__Information provided__:
# # # # #

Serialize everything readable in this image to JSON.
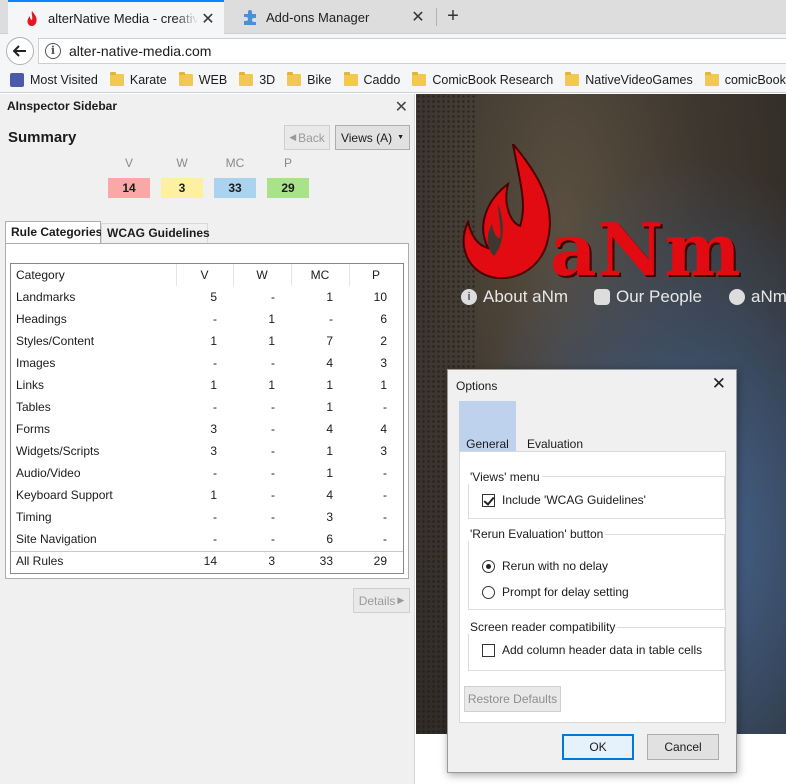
{
  "browser": {
    "tabs": [
      {
        "title": "alterNative Media - creativit",
        "active": true
      },
      {
        "title": "Add-ons Manager",
        "active": false
      }
    ],
    "url": "alter-native-media.com",
    "bookmarks": [
      "Most Visited",
      "Karate",
      "WEB",
      "3D",
      "Bike",
      "Caddo",
      "ComicBook Research",
      "NativeVideoGames",
      "comicBookcreation"
    ]
  },
  "sidebar": {
    "title": "AInspector Sidebar",
    "summary_title": "Summary",
    "back_label": "Back",
    "views_label": "Views (A)",
    "summary": [
      {
        "label": "V",
        "value": "14",
        "color": "#f9a8a8"
      },
      {
        "label": "W",
        "value": "3",
        "color": "#fdf0a0"
      },
      {
        "label": "MC",
        "value": "33",
        "color": "#a9d3ee"
      },
      {
        "label": "P",
        "value": "29",
        "color": "#a8e38a"
      }
    ],
    "tabs": [
      "Rule Categories",
      "WCAG Guidelines"
    ],
    "table": {
      "headers": [
        "Category",
        "V",
        "W",
        "MC",
        "P"
      ],
      "rows": [
        [
          "Landmarks",
          "5",
          "-",
          "1",
          "10"
        ],
        [
          "Headings",
          "-",
          "1",
          "-",
          "6"
        ],
        [
          "Styles/Content",
          "1",
          "1",
          "7",
          "2"
        ],
        [
          "Images",
          "-",
          "-",
          "4",
          "3"
        ],
        [
          "Links",
          "1",
          "1",
          "1",
          "1"
        ],
        [
          "Tables",
          "-",
          "-",
          "1",
          "-"
        ],
        [
          "Forms",
          "3",
          "-",
          "4",
          "4"
        ],
        [
          "Widgets/Scripts",
          "3",
          "-",
          "1",
          "3"
        ],
        [
          "Audio/Video",
          "-",
          "-",
          "1",
          "-"
        ],
        [
          "Keyboard Support",
          "1",
          "-",
          "4",
          "-"
        ],
        [
          "Timing",
          "-",
          "-",
          "3",
          "-"
        ],
        [
          "Site Navigation",
          "-",
          "-",
          "6",
          "-"
        ]
      ],
      "total": [
        "All Rules",
        "14",
        "3",
        "33",
        "29"
      ]
    },
    "details_label": "Details"
  },
  "page": {
    "logo_text": "aNm",
    "nav": [
      "About aNm",
      "Our People",
      "aNm"
    ]
  },
  "dialog": {
    "title": "Options",
    "tabs": [
      "General",
      "Evaluation"
    ],
    "groups": {
      "views_menu": {
        "label": "'Views' menu",
        "include_wcag": "Include 'WCAG Guidelines'"
      },
      "rerun": {
        "label": "'Rerun Evaluation' button",
        "no_delay": "Rerun with no delay",
        "prompt": "Prompt for delay setting"
      },
      "screen_reader": {
        "label": "Screen reader compatibility",
        "add_header": "Add column header data in table cells"
      }
    },
    "restore_label": "Restore Defaults",
    "ok_label": "OK",
    "cancel_label": "Cancel"
  }
}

# # # # #

__What is expected__: Tally the lines in these entries that have the string "delay" in them, then answer with the count and nothing else.

__Answer to this task__: 2